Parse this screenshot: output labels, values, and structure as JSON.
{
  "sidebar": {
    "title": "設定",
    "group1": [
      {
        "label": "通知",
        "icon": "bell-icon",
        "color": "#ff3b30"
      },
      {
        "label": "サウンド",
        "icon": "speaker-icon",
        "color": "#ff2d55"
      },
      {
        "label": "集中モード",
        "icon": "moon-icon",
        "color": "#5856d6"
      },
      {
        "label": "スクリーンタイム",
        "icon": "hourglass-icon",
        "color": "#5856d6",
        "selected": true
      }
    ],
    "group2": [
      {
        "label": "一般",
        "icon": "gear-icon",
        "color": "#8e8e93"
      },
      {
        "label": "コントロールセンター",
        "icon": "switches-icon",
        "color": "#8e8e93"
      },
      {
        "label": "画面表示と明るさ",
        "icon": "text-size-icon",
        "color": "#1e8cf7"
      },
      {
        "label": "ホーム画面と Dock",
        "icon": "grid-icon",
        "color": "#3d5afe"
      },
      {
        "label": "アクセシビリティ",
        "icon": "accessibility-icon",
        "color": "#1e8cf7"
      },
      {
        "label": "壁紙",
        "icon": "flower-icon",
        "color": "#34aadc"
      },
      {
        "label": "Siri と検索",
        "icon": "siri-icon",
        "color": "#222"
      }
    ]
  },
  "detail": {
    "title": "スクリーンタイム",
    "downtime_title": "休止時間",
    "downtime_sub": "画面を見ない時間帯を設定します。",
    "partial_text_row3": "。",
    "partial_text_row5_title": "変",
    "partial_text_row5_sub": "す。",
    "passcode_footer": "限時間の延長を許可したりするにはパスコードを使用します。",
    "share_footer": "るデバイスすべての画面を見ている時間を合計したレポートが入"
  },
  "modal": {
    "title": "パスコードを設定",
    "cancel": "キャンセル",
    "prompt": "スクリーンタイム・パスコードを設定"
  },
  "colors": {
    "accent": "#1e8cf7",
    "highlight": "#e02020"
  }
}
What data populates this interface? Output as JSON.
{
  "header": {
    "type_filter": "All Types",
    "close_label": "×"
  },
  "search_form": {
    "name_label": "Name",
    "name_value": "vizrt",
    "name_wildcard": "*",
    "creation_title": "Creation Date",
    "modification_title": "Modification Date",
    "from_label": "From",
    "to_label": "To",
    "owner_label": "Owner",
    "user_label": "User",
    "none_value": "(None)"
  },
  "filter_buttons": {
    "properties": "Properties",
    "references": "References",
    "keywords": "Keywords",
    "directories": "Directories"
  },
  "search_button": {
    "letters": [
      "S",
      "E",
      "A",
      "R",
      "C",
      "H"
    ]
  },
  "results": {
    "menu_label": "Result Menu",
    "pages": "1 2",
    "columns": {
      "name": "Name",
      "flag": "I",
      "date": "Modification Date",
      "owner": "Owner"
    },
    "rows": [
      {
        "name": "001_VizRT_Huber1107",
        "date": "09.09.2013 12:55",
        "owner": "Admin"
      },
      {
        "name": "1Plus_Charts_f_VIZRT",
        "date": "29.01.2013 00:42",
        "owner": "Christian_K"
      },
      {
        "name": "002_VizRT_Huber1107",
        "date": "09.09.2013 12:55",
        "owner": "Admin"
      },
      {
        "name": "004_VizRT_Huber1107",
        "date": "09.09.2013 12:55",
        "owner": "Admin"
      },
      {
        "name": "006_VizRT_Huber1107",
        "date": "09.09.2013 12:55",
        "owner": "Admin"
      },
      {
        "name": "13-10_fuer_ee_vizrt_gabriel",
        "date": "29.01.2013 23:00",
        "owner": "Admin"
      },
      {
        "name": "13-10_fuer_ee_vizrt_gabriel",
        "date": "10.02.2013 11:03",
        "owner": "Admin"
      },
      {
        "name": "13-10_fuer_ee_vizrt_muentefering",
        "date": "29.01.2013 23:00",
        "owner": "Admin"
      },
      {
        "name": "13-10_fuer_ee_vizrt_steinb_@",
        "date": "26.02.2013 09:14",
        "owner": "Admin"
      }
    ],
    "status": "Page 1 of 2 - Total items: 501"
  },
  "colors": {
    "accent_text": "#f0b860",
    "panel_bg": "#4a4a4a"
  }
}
============
_WHAT TO WORK ON_. Your task is to repeat the data exactly, with nothing left out.

_SOLUTION BELOW_.
Parse this screenshot: output labels, values, and structure as JSON.
{
  "sidebar": {
    "title": "設定",
    "group1": [
      {
        "label": "通知",
        "icon": "bell-icon",
        "color": "#ff3b30"
      },
      {
        "label": "サウンド",
        "icon": "speaker-icon",
        "color": "#ff2d55"
      },
      {
        "label": "集中モード",
        "icon": "moon-icon",
        "color": "#5856d6"
      },
      {
        "label": "スクリーンタイム",
        "icon": "hourglass-icon",
        "color": "#5856d6",
        "selected": true
      }
    ],
    "group2": [
      {
        "label": "一般",
        "icon": "gear-icon",
        "color": "#8e8e93"
      },
      {
        "label": "コントロールセンター",
        "icon": "switches-icon",
        "color": "#8e8e93"
      },
      {
        "label": "画面表示と明るさ",
        "icon": "text-size-icon",
        "color": "#1e8cf7"
      },
      {
        "label": "ホーム画面と Dock",
        "icon": "grid-icon",
        "color": "#3d5afe"
      },
      {
        "label": "アクセシビリティ",
        "icon": "accessibility-icon",
        "color": "#1e8cf7"
      },
      {
        "label": "壁紙",
        "icon": "flower-icon",
        "color": "#34aadc"
      },
      {
        "label": "Siri と検索",
        "icon": "siri-icon",
        "color": "#222"
      }
    ]
  },
  "detail": {
    "title": "スクリーンタイム",
    "downtime_title": "休止時間",
    "downtime_sub": "画面を見ない時間帯を設定します。",
    "partial_text_row3": "。",
    "partial_text_row5_title": "変",
    "partial_text_row5_sub": "す。",
    "passcode_footer": "限時間の延長を許可したりするにはパスコードを使用します。",
    "share_footer": "るデバイスすべての画面を見ている時間を合計したレポートが入"
  },
  "modal": {
    "title": "パスコードを設定",
    "cancel": "キャンセル",
    "prompt": "スクリーンタイム・パスコードを設定"
  },
  "colors": {
    "accent": "#1e8cf7",
    "highlight": "#e02020"
  }
}
What data populates this interface? Output as JSON.
{
  "header": {
    "type_filter": "All Types",
    "close_label": "×"
  },
  "search_form": {
    "name_label": "Name",
    "name_value": "vizrt",
    "name_wildcard": "*",
    "creation_title": "Creation Date",
    "modification_title": "Modification Date",
    "from_label": "From",
    "to_label": "To",
    "owner_label": "Owner",
    "user_label": "User",
    "none_value": "(None)"
  },
  "filter_buttons": {
    "properties": "Properties",
    "references": "References",
    "keywords": "Keywords",
    "directories": "Directories"
  },
  "search_button": {
    "letters": [
      "S",
      "E",
      "A",
      "R",
      "C",
      "H"
    ]
  },
  "results": {
    "menu_label": "Result Menu",
    "pages": "1 2",
    "columns": {
      "name": "Name",
      "flag": "I",
      "date": "Modification Date",
      "owner": "Owner"
    },
    "rows": [
      {
        "name": "001_VizRT_Huber1107",
        "date": "09.09.2013 12:55",
        "owner": "Admin"
      },
      {
        "name": "1Plus_Charts_f_VIZRT",
        "date": "29.01.2013 00:42",
        "owner": "Christian_K"
      },
      {
        "name": "002_VizRT_Huber1107",
        "date": "09.09.2013 12:55",
        "owner": "Admin"
      },
      {
        "name": "004_VizRT_Huber1107",
        "date": "09.09.2013 12:55",
        "owner": "Admin"
      },
      {
        "name": "006_VizRT_Huber1107",
        "date": "09.09.2013 12:55",
        "owner": "Admin"
      },
      {
        "name": "13-10_fuer_ee_vizrt_gabriel",
        "date": "29.01.2013 23:00",
        "owner": "Admin"
      },
      {
        "name": "13-10_fuer_ee_vizrt_gabriel",
        "date": "10.02.2013 11:03",
        "owner": "Admin"
      },
      {
        "name": "13-10_fuer_ee_vizrt_muentefering",
        "date": "29.01.2013 23:00",
        "owner": "Admin"
      },
      {
        "name": "13-10_fuer_ee_vizrt_steinb_@",
        "date": "26.02.2013 09:14",
        "owner": "Admin"
      }
    ],
    "status": "Page 1 of 2 - Total items: 501"
  },
  "colors": {
    "accent_text": "#f0b860",
    "panel_bg": "#4a4a4a"
  }
}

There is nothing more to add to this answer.